§ **Given request**:
Look through the data below. Pick out the lines holding the string "TRADING".

# Start of Given information

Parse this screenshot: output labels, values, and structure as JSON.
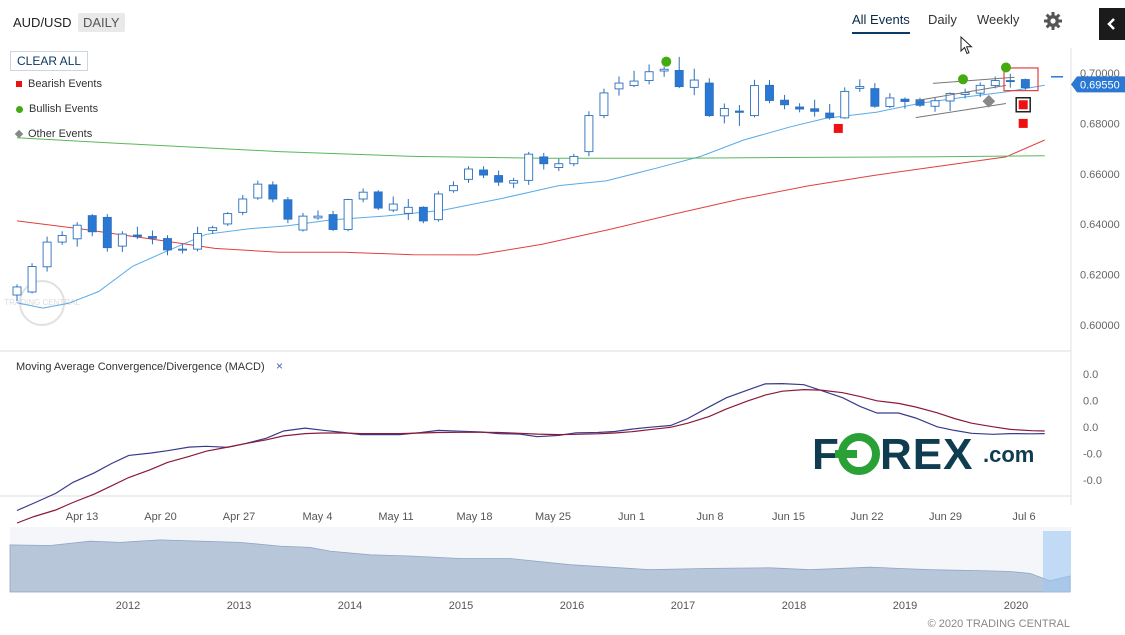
{
  "header": {
    "symbol": "AUD/USD",
    "interval": "DAILY",
    "tabs": [
      {
        "label": "All Events",
        "active": true
      },
      {
        "label": "Daily",
        "active": false
      },
      {
        "label": "Weekly",
        "active": false
      }
    ]
  },
  "events": {
    "clear_all_label": "CLEAR ALL",
    "legend": [
      {
        "label": "Bearish Events",
        "color": "#ee1111",
        "shape": "square"
      },
      {
        "label": "Bullish Events",
        "color": "#44aa11",
        "shape": "circle"
      },
      {
        "label": "Other Events",
        "color": "#888888",
        "shape": "diamond"
      }
    ]
  },
  "icons": {
    "settings": "gear-icon",
    "collapse": "chevron-left-icon",
    "cursor": "mouse-pointer-icon"
  },
  "colors": {
    "bull_candle": "#ffffff",
    "bear_candle": "#2a78d4",
    "candle_outline": "#2a6fbf",
    "ma_fast": "#5aabe8",
    "ma_mid": "#e04040",
    "ma_slow": "#59b85a",
    "macd": "#3a3a8c",
    "signal": "#8c1a3a",
    "navigator": "#b8c6da"
  },
  "price_label": "0.69550",
  "chart_data": [
    {
      "type": "candlestick",
      "title": "",
      "x_ticks": [
        "Apr 13",
        "Apr 20",
        "Apr 27",
        "May 4",
        "May 11",
        "May 18",
        "May 25",
        "Jun 1",
        "Jun 8",
        "Jun 15",
        "Jun 22",
        "Jun 29",
        "Jul 6"
      ],
      "y_ticks": [
        "0.70000",
        "0.68000",
        "0.66000",
        "0.64000",
        "0.62000",
        "0.60000"
      ],
      "ylim": [
        0.597,
        0.707
      ],
      "last_price": 0.6955,
      "candles": [
        [
          0.6119,
          0.6151,
          0.6095,
          0.6161
        ],
        [
          0.6131,
          0.6232,
          0.6125,
          0.6245
        ],
        [
          0.6231,
          0.6329,
          0.6212,
          0.6351
        ],
        [
          0.6329,
          0.6355,
          0.6318,
          0.6372
        ],
        [
          0.6342,
          0.6396,
          0.6311,
          0.6408
        ],
        [
          0.6434,
          0.637,
          0.6352,
          0.644
        ],
        [
          0.6427,
          0.6307,
          0.6291,
          0.644
        ],
        [
          0.6313,
          0.6361,
          0.629,
          0.6372
        ],
        [
          0.6357,
          0.6351,
          0.6341,
          0.639
        ],
        [
          0.6351,
          0.6344,
          0.632,
          0.6375
        ],
        [
          0.6343,
          0.6298,
          0.6277,
          0.6356
        ],
        [
          0.6298,
          0.6301,
          0.6284,
          0.6321
        ],
        [
          0.6301,
          0.6363,
          0.6292,
          0.639
        ],
        [
          0.6375,
          0.6386,
          0.6362,
          0.6394
        ],
        [
          0.6401,
          0.6442,
          0.6393,
          0.6448
        ],
        [
          0.6447,
          0.65,
          0.6436,
          0.6516
        ],
        [
          0.6504,
          0.6559,
          0.6497,
          0.6573
        ],
        [
          0.6556,
          0.65,
          0.6487,
          0.657
        ],
        [
          0.6497,
          0.642,
          0.6404,
          0.6508
        ],
        [
          0.6377,
          0.6432,
          0.6371,
          0.6445
        ],
        [
          0.6425,
          0.6432,
          0.6417,
          0.6455
        ],
        [
          0.6438,
          0.6379,
          0.6373,
          0.6453
        ],
        [
          0.6379,
          0.6498,
          0.6372,
          0.6501
        ],
        [
          0.65,
          0.6527,
          0.6487,
          0.6542
        ],
        [
          0.6528,
          0.6464,
          0.6456,
          0.6535
        ],
        [
          0.6456,
          0.648,
          0.6448,
          0.651
        ],
        [
          0.6443,
          0.6467,
          0.6417,
          0.65
        ],
        [
          0.6467,
          0.6413,
          0.6404,
          0.6471
        ],
        [
          0.6418,
          0.652,
          0.641,
          0.6531
        ],
        [
          0.6533,
          0.6553,
          0.6525,
          0.657
        ],
        [
          0.6578,
          0.6619,
          0.6564,
          0.663
        ],
        [
          0.6615,
          0.6595,
          0.6583,
          0.663
        ],
        [
          0.6593,
          0.6567,
          0.6552,
          0.6613
        ],
        [
          0.6563,
          0.6573,
          0.6543,
          0.6584
        ],
        [
          0.6574,
          0.6678,
          0.6556,
          0.6687
        ],
        [
          0.6667,
          0.664,
          0.6617,
          0.6683
        ],
        [
          0.6625,
          0.664,
          0.6611,
          0.666
        ],
        [
          0.664,
          0.6669,
          0.663,
          0.6679
        ],
        [
          0.6688,
          0.6831,
          0.667,
          0.6848
        ],
        [
          0.6831,
          0.6921,
          0.6821,
          0.6938
        ],
        [
          0.6937,
          0.696,
          0.691,
          0.6986
        ],
        [
          0.695,
          0.6968,
          0.6944,
          0.7009
        ],
        [
          0.697,
          0.7005,
          0.6955,
          0.7034
        ],
        [
          0.7008,
          0.7015,
          0.6985,
          0.7025
        ],
        [
          0.701,
          0.6946,
          0.694,
          0.7064
        ],
        [
          0.6943,
          0.6972,
          0.6912,
          0.7017
        ],
        [
          0.696,
          0.6831,
          0.6826,
          0.6979
        ],
        [
          0.683,
          0.6859,
          0.68,
          0.6879
        ],
        [
          0.6849,
          0.6844,
          0.679,
          0.6873
        ],
        [
          0.6831,
          0.695,
          0.6824,
          0.6973
        ],
        [
          0.6951,
          0.6891,
          0.688,
          0.6972
        ],
        [
          0.6892,
          0.6874,
          0.6856,
          0.6913
        ],
        [
          0.6865,
          0.6857,
          0.6844,
          0.688
        ],
        [
          0.6858,
          0.6848,
          0.6827,
          0.6894
        ],
        [
          0.6841,
          0.6823,
          0.6815,
          0.6877
        ],
        [
          0.6822,
          0.6927,
          0.6818,
          0.6943
        ],
        [
          0.6939,
          0.6946,
          0.6925,
          0.6975
        ],
        [
          0.6938,
          0.6868,
          0.6862,
          0.696
        ],
        [
          0.6867,
          0.6901,
          0.6861,
          0.692
        ],
        [
          0.6896,
          0.6887,
          0.6858,
          0.6903
        ],
        [
          0.6894,
          0.6872,
          0.6865,
          0.6902
        ],
        [
          0.6868,
          0.689,
          0.6846,
          0.6902
        ],
        [
          0.6889,
          0.6919,
          0.6849,
          0.6923
        ],
        [
          0.6915,
          0.6922,
          0.6899,
          0.6938
        ],
        [
          0.692,
          0.6951,
          0.6905,
          0.6963
        ],
        [
          0.695,
          0.697,
          0.6939,
          0.6986
        ],
        [
          0.697,
          0.6969,
          0.6942,
          0.6997
        ],
        [
          0.6974,
          0.6942,
          0.6933,
          0.6978
        ]
      ],
      "moving_averages": [
        {
          "name": "fast",
          "points": [
            [
              0,
              0.6088
            ],
            [
              6,
              0.6067
            ],
            [
              12,
              0.6086
            ],
            [
              19,
              0.6133
            ],
            [
              27,
              0.6234
            ],
            [
              34,
              0.6287
            ],
            [
              44,
              0.636
            ],
            [
              54,
              0.6382
            ],
            [
              63,
              0.6394
            ],
            [
              73,
              0.6417
            ],
            [
              86,
              0.6433
            ],
            [
              99,
              0.6455
            ],
            [
              113,
              0.6503
            ],
            [
              126,
              0.6553
            ],
            [
              137,
              0.6572
            ],
            [
              149,
              0.6624
            ],
            [
              159,
              0.6669
            ],
            [
              169,
              0.6734
            ],
            [
              180,
              0.6787
            ],
            [
              188,
              0.682
            ],
            [
              200,
              0.6845
            ],
            [
              210,
              0.688
            ],
            [
              221,
              0.6906
            ],
            [
              230,
              0.6925
            ],
            [
              239,
              0.6951
            ]
          ]
        },
        {
          "name": "mid",
          "points": [
            [
              0,
              0.6413
            ],
            [
              15,
              0.6381
            ],
            [
              30,
              0.6344
            ],
            [
              46,
              0.6304
            ],
            [
              61,
              0.6289
            ],
            [
              76,
              0.6289
            ],
            [
              92,
              0.6279
            ],
            [
              107,
              0.6278
            ],
            [
              122,
              0.632
            ],
            [
              138,
              0.638
            ],
            [
              153,
              0.6441
            ],
            [
              168,
              0.6499
            ],
            [
              184,
              0.6552
            ],
            [
              199,
              0.6593
            ],
            [
              214,
              0.6629
            ],
            [
              230,
              0.6667
            ],
            [
              239,
              0.6734
            ]
          ]
        },
        {
          "name": "slow",
          "points": [
            [
              0,
              0.6743
            ],
            [
              30,
              0.6715
            ],
            [
              61,
              0.6688
            ],
            [
              92,
              0.6669
            ],
            [
              122,
              0.6662
            ],
            [
              153,
              0.6662
            ],
            [
              184,
              0.6665
            ],
            [
              214,
              0.6668
            ],
            [
              239,
              0.6672
            ]
          ]
        }
      ],
      "trendlines": [
        {
          "from": [
            209,
            0.6823
          ],
          "to": [
            230,
            0.6879
          ]
        },
        {
          "from": [
            209,
            0.689
          ],
          "to": [
            230,
            0.6951
          ]
        },
        {
          "from": [
            213,
            0.6959
          ],
          "to": [
            232,
            0.6983
          ]
        }
      ],
      "events": [
        {
          "kind": "bullish",
          "x": 151,
          "y": 0.7045
        },
        {
          "kind": "bearish",
          "x": 191,
          "y": 0.678
        },
        {
          "kind": "bullish",
          "x": 220,
          "y": 0.6975
        },
        {
          "kind": "other",
          "x": 226,
          "y": 0.6888
        },
        {
          "kind": "bullish",
          "x": 230,
          "y": 0.7022
        },
        {
          "kind": "bearish",
          "x": 234,
          "y": 0.6874
        },
        {
          "kind": "bearish",
          "x": 234,
          "y": 0.68
        }
      ]
    },
    {
      "type": "line",
      "title": "Moving Average Convergence/Divergence (MACD)",
      "y_ticks": [
        "0.0",
        "0.0",
        "0.0",
        "-0.0",
        "-0.0"
      ],
      "series": [
        {
          "name": "MACD",
          "x": [
            0,
            4,
            9,
            13,
            18,
            22,
            26,
            31,
            35,
            40,
            44,
            49,
            53,
            58,
            62,
            67,
            71,
            76,
            80,
            85,
            89,
            94,
            98,
            103,
            108,
            112,
            117,
            121,
            126,
            130,
            135,
            139,
            143,
            147,
            152,
            156,
            161,
            165,
            170,
            174,
            178,
            183,
            187,
            192,
            196,
            200,
            205,
            209,
            214,
            218,
            222,
            227,
            231,
            236,
            239
          ],
          "y": [
            -3.02,
            -2.73,
            -2.36,
            -1.94,
            -1.57,
            -1.21,
            -0.9,
            -0.81,
            -0.72,
            -0.58,
            -0.55,
            -0.59,
            -0.45,
            -0.24,
            0.04,
            0.15,
            0.07,
            -0.02,
            -0.1,
            -0.1,
            -0.1,
            -0.02,
            0.06,
            0.03,
            0.0,
            -0.06,
            -0.08,
            -0.18,
            -0.13,
            -0.03,
            -0.02,
            0.02,
            0.11,
            0.18,
            0.25,
            0.52,
            0.97,
            1.32,
            1.62,
            1.85,
            1.86,
            1.82,
            1.6,
            1.32,
            0.99,
            0.73,
            0.73,
            0.54,
            0.2,
            0.06,
            -0.05,
            -0.09,
            -0.06,
            -0.07,
            -0.06
          ]
        },
        {
          "name": "Signal",
          "x": [
            0,
            4,
            9,
            13,
            18,
            22,
            26,
            31,
            35,
            40,
            44,
            49,
            53,
            58,
            62,
            67,
            71,
            76,
            80,
            85,
            89,
            94,
            98,
            103,
            108,
            112,
            117,
            121,
            126,
            130,
            135,
            139,
            143,
            147,
            152,
            156,
            161,
            165,
            170,
            174,
            178,
            183,
            187,
            192,
            196,
            200,
            205,
            209,
            214,
            218,
            222,
            227,
            231,
            236,
            239
          ],
          "y": [
            -3.5,
            -3.25,
            -3.0,
            -2.71,
            -2.39,
            -2.07,
            -1.75,
            -1.45,
            -1.17,
            -0.94,
            -0.74,
            -0.58,
            -0.45,
            -0.3,
            -0.15,
            -0.06,
            -0.04,
            -0.04,
            -0.06,
            -0.06,
            -0.06,
            -0.04,
            -0.02,
            -0.01,
            -0.01,
            -0.02,
            -0.05,
            -0.08,
            -0.1,
            -0.09,
            -0.07,
            -0.04,
            0.01,
            0.09,
            0.18,
            0.34,
            0.6,
            0.89,
            1.2,
            1.42,
            1.57,
            1.63,
            1.61,
            1.51,
            1.37,
            1.2,
            1.1,
            0.96,
            0.74,
            0.52,
            0.34,
            0.2,
            0.1,
            0.05,
            0.04
          ]
        }
      ]
    },
    {
      "type": "area",
      "title": "",
      "x_ticks": [
        "2012",
        "2013",
        "2014",
        "2015",
        "2016",
        "2017",
        "2018",
        "2019",
        "2020"
      ],
      "series": [
        {
          "name": "",
          "x": [
            0,
            40,
            80,
            110,
            150,
            190,
            230,
            270,
            300,
            320,
            360,
            400,
            450,
            500,
            560,
            600,
            640,
            700,
            760,
            800,
            860,
            920,
            980,
            1000,
            1020,
            1030,
            1040,
            1060
          ],
          "y": [
            0.76,
            0.75,
            0.82,
            0.8,
            0.84,
            0.82,
            0.8,
            0.74,
            0.72,
            0.66,
            0.6,
            0.58,
            0.54,
            0.54,
            0.44,
            0.4,
            0.36,
            0.38,
            0.39,
            0.36,
            0.4,
            0.36,
            0.34,
            0.33,
            0.3,
            0.24,
            0.18,
            0.26
          ]
        }
      ]
    }
  ],
  "watermarks": {
    "brand_logo": "FOREX.com",
    "faint_logo": "TRADING CENTRAL"
  },
  "copyright": "© 2020 TRADING CENTRAL"
}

# End of Given information

§ **Solution below**:
    "faint_logo": "TRADING CENTRAL"
  "copyright": "© 2020 TRADING CENTRAL"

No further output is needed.